* Objective: Repeat exactly each line of the data provided below.

[Dataset rows]
________________________
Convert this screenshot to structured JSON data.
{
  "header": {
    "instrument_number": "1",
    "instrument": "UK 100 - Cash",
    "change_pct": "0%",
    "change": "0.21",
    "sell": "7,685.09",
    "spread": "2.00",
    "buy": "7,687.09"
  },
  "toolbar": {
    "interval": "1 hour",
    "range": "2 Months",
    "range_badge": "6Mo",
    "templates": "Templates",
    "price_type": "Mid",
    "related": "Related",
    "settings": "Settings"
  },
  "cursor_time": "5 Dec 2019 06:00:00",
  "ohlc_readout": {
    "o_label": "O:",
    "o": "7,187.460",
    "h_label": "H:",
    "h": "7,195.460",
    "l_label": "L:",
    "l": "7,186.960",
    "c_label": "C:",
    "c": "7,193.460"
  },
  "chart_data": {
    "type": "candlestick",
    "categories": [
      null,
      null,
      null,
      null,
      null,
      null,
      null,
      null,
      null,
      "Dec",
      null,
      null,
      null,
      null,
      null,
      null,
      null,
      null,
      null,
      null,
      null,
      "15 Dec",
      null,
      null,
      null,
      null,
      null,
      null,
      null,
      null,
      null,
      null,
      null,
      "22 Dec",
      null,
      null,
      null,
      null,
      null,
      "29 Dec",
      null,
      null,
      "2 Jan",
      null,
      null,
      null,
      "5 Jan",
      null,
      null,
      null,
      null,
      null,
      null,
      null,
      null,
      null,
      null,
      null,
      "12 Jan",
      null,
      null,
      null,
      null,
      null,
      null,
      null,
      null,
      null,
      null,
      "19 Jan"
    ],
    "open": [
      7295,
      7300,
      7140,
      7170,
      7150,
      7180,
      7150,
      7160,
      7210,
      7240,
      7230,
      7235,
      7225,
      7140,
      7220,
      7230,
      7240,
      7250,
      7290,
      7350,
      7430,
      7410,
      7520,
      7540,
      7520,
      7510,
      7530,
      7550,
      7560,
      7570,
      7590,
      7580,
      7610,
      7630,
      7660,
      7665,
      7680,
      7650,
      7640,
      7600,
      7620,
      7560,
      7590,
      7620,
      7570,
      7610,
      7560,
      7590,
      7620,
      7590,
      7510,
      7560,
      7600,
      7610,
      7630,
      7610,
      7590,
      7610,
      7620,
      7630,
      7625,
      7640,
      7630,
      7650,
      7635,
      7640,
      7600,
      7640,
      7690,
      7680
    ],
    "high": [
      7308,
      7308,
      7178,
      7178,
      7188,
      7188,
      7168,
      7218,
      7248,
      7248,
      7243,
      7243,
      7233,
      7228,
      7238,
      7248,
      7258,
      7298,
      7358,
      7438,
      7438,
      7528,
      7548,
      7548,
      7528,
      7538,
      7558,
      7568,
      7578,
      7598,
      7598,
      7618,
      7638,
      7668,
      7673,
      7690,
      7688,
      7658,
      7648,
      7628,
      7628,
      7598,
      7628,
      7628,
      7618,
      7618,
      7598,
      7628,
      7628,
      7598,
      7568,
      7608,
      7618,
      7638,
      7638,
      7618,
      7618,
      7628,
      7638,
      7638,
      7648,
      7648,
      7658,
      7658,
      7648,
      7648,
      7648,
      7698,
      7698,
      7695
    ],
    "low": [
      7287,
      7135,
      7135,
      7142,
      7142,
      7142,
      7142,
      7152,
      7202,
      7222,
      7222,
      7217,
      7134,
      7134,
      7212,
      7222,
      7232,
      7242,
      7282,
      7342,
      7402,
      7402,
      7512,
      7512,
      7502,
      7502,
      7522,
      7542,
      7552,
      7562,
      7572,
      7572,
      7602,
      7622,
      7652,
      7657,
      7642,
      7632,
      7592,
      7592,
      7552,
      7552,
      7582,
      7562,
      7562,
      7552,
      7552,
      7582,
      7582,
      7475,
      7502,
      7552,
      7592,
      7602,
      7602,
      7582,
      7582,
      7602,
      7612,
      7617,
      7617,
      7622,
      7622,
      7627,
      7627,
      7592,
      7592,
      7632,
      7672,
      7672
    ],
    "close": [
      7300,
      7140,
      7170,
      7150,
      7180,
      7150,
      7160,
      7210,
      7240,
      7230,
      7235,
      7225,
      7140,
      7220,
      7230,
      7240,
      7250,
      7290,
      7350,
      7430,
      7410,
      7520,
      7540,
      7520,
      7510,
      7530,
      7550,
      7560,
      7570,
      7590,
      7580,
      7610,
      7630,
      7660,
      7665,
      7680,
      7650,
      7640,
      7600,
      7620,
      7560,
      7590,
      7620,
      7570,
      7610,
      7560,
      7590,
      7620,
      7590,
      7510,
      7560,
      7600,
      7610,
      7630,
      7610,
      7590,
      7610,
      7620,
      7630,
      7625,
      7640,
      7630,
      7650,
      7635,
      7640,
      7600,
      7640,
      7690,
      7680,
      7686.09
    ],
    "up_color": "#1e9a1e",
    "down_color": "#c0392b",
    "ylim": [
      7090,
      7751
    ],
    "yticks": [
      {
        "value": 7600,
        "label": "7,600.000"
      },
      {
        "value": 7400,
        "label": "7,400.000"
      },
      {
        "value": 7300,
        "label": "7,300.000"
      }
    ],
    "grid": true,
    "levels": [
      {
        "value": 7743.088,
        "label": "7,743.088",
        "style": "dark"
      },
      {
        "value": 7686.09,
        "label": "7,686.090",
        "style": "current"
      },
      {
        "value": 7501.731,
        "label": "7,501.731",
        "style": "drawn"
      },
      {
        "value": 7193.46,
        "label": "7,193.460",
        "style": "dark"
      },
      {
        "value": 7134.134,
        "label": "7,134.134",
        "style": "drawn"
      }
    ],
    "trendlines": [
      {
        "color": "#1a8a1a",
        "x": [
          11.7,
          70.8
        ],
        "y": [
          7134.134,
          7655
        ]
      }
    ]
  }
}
________________________
* Reply:
Convert this screenshot to structured JSON data.
{
  "header": {
    "instrument_number": "1",
    "instrument": "UK 100 - Cash",
    "change_pct": "0%",
    "change": "0.21",
    "sell": "7,685.09",
    "spread": "2.00",
    "buy": "7,687.09"
  },
  "toolbar": {
    "interval": "1 hour",
    "range": "2 Months",
    "range_badge": "6Mo",
    "templates": "Templates",
    "price_type": "Mid",
    "related": "Related",
    "settings": "Settings"
  },
  "cursor_time": "5 Dec 2019 06:00:00",
  "ohlc_readout": {
    "o_label": "O:",
    "o": "7,187.460",
    "h_label": "H:",
    "h": "7,195.460",
    "l_label": "L:",
    "l": "7,186.960",
    "c_label": "C:",
    "c": "7,193.460"
  },
  "chart_data": {
    "type": "candlestick",
    "categories": [
      null,
      null,
      null,
      null,
      null,
      null,
      null,
      null,
      null,
      "Dec",
      null,
      null,
      null,
      null,
      null,
      null,
      null,
      null,
      null,
      null,
      null,
      "15 Dec",
      null,
      null,
      null,
      null,
      null,
      null,
      null,
      null,
      null,
      null,
      null,
      "22 Dec",
      null,
      null,
      null,
      null,
      null,
      "29 Dec",
      null,
      null,
      "2 Jan",
      null,
      null,
      null,
      "5 Jan",
      null,
      null,
      null,
      null,
      null,
      null,
      null,
      null,
      null,
      null,
      null,
      "12 Jan",
      null,
      null,
      null,
      null,
      null,
      null,
      null,
      null,
      null,
      null,
      "19 Jan"
    ],
    "open": [
      7295,
      7300,
      7140,
      7170,
      7150,
      7180,
      7150,
      7160,
      7210,
      7240,
      7230,
      7235,
      7225,
      7140,
      7220,
      7230,
      7240,
      7250,
      7290,
      7350,
      7430,
      7410,
      7520,
      7540,
      7520,
      7510,
      7530,
      7550,
      7560,
      7570,
      7590,
      7580,
      7610,
      7630,
      7660,
      7665,
      7680,
      7650,
      7640,
      7600,
      7620,
      7560,
      7590,
      7620,
      7570,
      7610,
      7560,
      7590,
      7620,
      7590,
      7510,
      7560,
      7600,
      7610,
      7630,
      7610,
      7590,
      7610,
      7620,
      7630,
      7625,
      7640,
      7630,
      7650,
      7635,
      7640,
      7600,
      7640,
      7690,
      7680
    ],
    "high": [
      7308,
      7308,
      7178,
      7178,
      7188,
      7188,
      7168,
      7218,
      7248,
      7248,
      7243,
      7243,
      7233,
      7228,
      7238,
      7248,
      7258,
      7298,
      7358,
      7438,
      7438,
      7528,
      7548,
      7548,
      7528,
      7538,
      7558,
      7568,
      7578,
      7598,
      7598,
      7618,
      7638,
      7668,
      7673,
      7690,
      7688,
      7658,
      7648,
      7628,
      7628,
      7598,
      7628,
      7628,
      7618,
      7618,
      7598,
      7628,
      7628,
      7598,
      7568,
      7608,
      7618,
      7638,
      7638,
      7618,
      7618,
      7628,
      7638,
      7638,
      7648,
      7648,
      7658,
      7658,
      7648,
      7648,
      7648,
      7698,
      7698,
      7695
    ],
    "low": [
      7287,
      7135,
      7135,
      7142,
      7142,
      7142,
      7142,
      7152,
      7202,
      7222,
      7222,
      7217,
      7134,
      7134,
      7212,
      7222,
      7232,
      7242,
      7282,
      7342,
      7402,
      7402,
      7512,
      7512,
      7502,
      7502,
      7522,
      7542,
      7552,
      7562,
      7572,
      7572,
      7602,
      7622,
      7652,
      7657,
      7642,
      7632,
      7592,
      7592,
      7552,
      7552,
      7582,
      7562,
      7562,
      7552,
      7552,
      7582,
      7582,
      7475,
      7502,
      7552,
      7592,
      7602,
      7602,
      7582,
      7582,
      7602,
      7612,
      7617,
      7617,
      7622,
      7622,
      7627,
      7627,
      7592,
      7592,
      7632,
      7672,
      7672
    ],
    "close": [
      7300,
      7140,
      7170,
      7150,
      7180,
      7150,
      7160,
      7210,
      7240,
      7230,
      7235,
      7225,
      7140,
      7220,
      7230,
      7240,
      7250,
      7290,
      7350,
      7430,
      7410,
      7520,
      7540,
      7520,
      7510,
      7530,
      7550,
      7560,
      7570,
      7590,
      7580,
      7610,
      7630,
      7660,
      7665,
      7680,
      7650,
      7640,
      7600,
      7620,
      7560,
      7590,
      7620,
      7570,
      7610,
      7560,
      7590,
      7620,
      7590,
      7510,
      7560,
      7600,
      7610,
      7630,
      7610,
      7590,
      7610,
      7620,
      7630,
      7625,
      7640,
      7630,
      7650,
      7635,
      7640,
      7600,
      7640,
      7690,
      7680,
      7686.09
    ],
    "up_color": "#1e9a1e",
    "down_color": "#c0392b",
    "ylim": [
      7090,
      7751
    ],
    "yticks": [
      {
        "value": 7600,
        "label": "7,600.000"
      },
      {
        "value": 7400,
        "label": "7,400.000"
      },
      {
        "value": 7300,
        "label": "7,300.000"
      }
    ],
    "grid": true,
    "levels": [
      {
        "value": 7743.088,
        "label": "7,743.088",
        "style": "dark"
      },
      {
        "value": 7686.09,
        "label": "7,686.090",
        "style": "current"
      },
      {
        "value": 7501.731,
        "label": "7,501.731",
        "style": "drawn"
      },
      {
        "value": 7193.46,
        "label": "7,193.460",
        "style": "dark"
      },
      {
        "value": 7134.134,
        "label": "7,134.134",
        "style": "drawn"
      }
    ],
    "trendlines": [
      {
        "color": "#1a8a1a",
        "x": [
          11.7,
          70.8
        ],
        "y": [
          7134.134,
          7655
        ]
      }
    ]
  }
}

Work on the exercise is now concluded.